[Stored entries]
# # # # #

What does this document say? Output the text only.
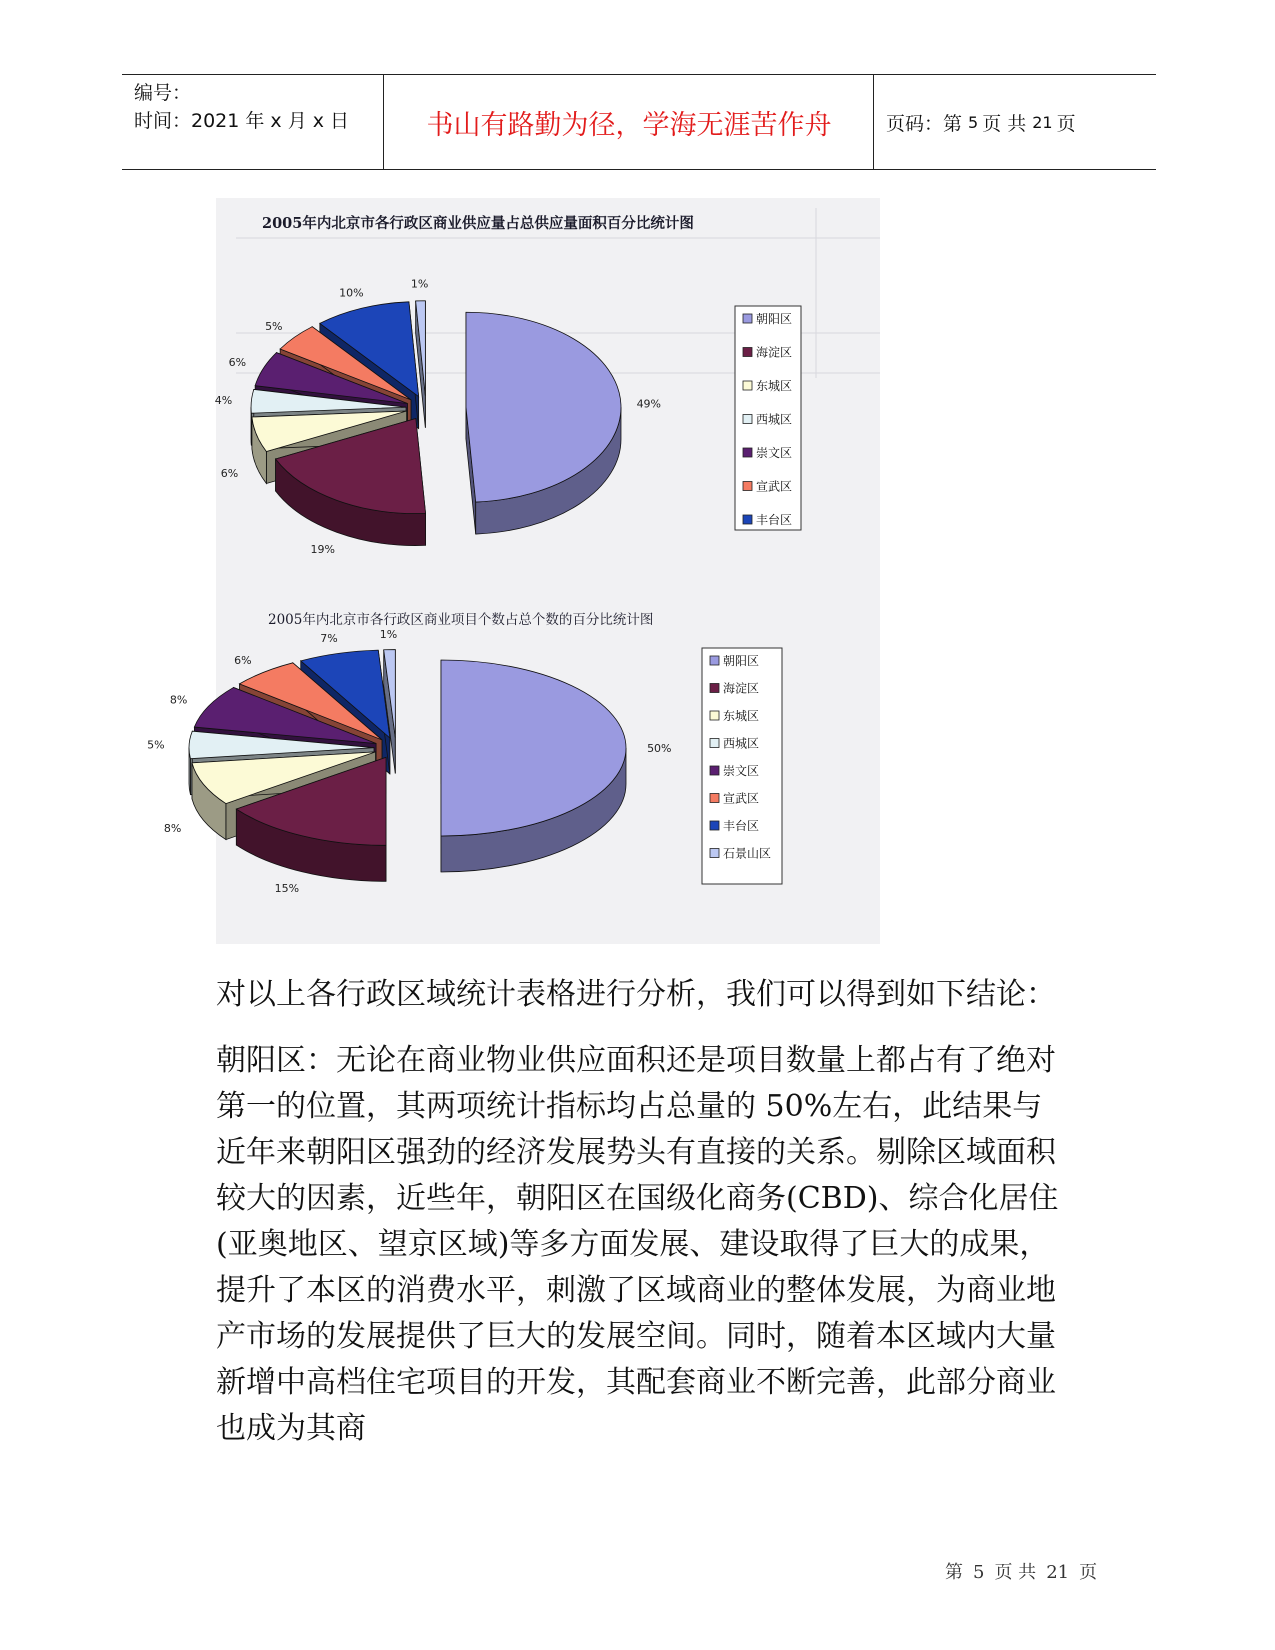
编号：
时间：2021 年 x 月 x 日	书山有路勤为径，学海无涯苦作舟	页码：第 5 页 共 21 页
2005年内北京市各行政区商业供应量占总供应量面积百分比统计图
49%
19%
6%
4%
6%
5%
10%
1%
朝阳区
海淀区
东城区
西城区
崇文区
宣武区
丰台区
2005年内北京市各行政区商业项目个数占总个数的百分比统计图
50%
15%
8%
5%
8%
6%
7%	1%
朝阳区
海淀区
东城区
西城区
崇文区
宣武区
丰台区
石景山区

对以上各行政区域统计表格进行分析，我们可以得到如下结论：

朝阳区：无论在商业物业供应面积还是项目数量上都占有了绝对第一的位置，其两项统计指标均占总量的 50%左右，此结果与近年来朝阳区强劲的经济发展势头有直接的关系。剔除区域面积较大的因素，近些年，朝阳区在国级化商务(CBD)、综合化居住(亚奥地区、望京区域)等多方面发展、建设取得了巨大的成果，提升了本区的消费水平，刺激了区域商业的整体发展，为商业地产市场的发展提供了巨大的发展空间。同时，随着本区域内大量新增中高档住宅项目的开发，其配套商业不断完善，此部分商业也成为其商

第 5 页 共 21 页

# # # # #

== EXERCISE OBJECTIVE ==
From start to finish, output the listing exactly, but omit its pictures.

== RESPONSE ==
What does this document say? Output the text only.
编号：
时间：2021 年 x 月 x 日	书山有路勤为径，学海无涯苦作舟	页码：第 5 页 共 21 页
2005年内北京市各行政区商业供应量占总供应量面积百分比统计图
49%
19%
6%
4%
6%
5%
10%
1%
朝阳区
海淀区
东城区
西城区
崇文区
宣武区
丰台区
2005年内北京市各行政区商业项目个数占总个数的百分比统计图
50%
15%
8%
5%
8%
6%
7%	1%
朝阳区
海淀区
东城区
西城区
崇文区
宣武区
丰台区
石景山区

对以上各行政区域统计表格进行分析，我们可以得到如下结论：

朝阳区：无论在商业物业供应面积还是项目数量上都占有了绝对第一的位置，其两项统计指标均占总量的 50%左右，此结果与近年来朝阳区强劲的经济发展势头有直接的关系。剔除区域面积较大的因素，近些年，朝阳区在国级化商务(CBD)、综合化居住(亚奥地区、望京区域)等多方面发展、建设取得了巨大的成果，提升了本区的消费水平，刺激了区域商业的整体发展，为商业地产市场的发展提供了巨大的发展空间。同时，随着本区域内大量新增中高档住宅项目的开发，其配套商业不断完善，此部分商业也成为其商

第 5 页 共 21 页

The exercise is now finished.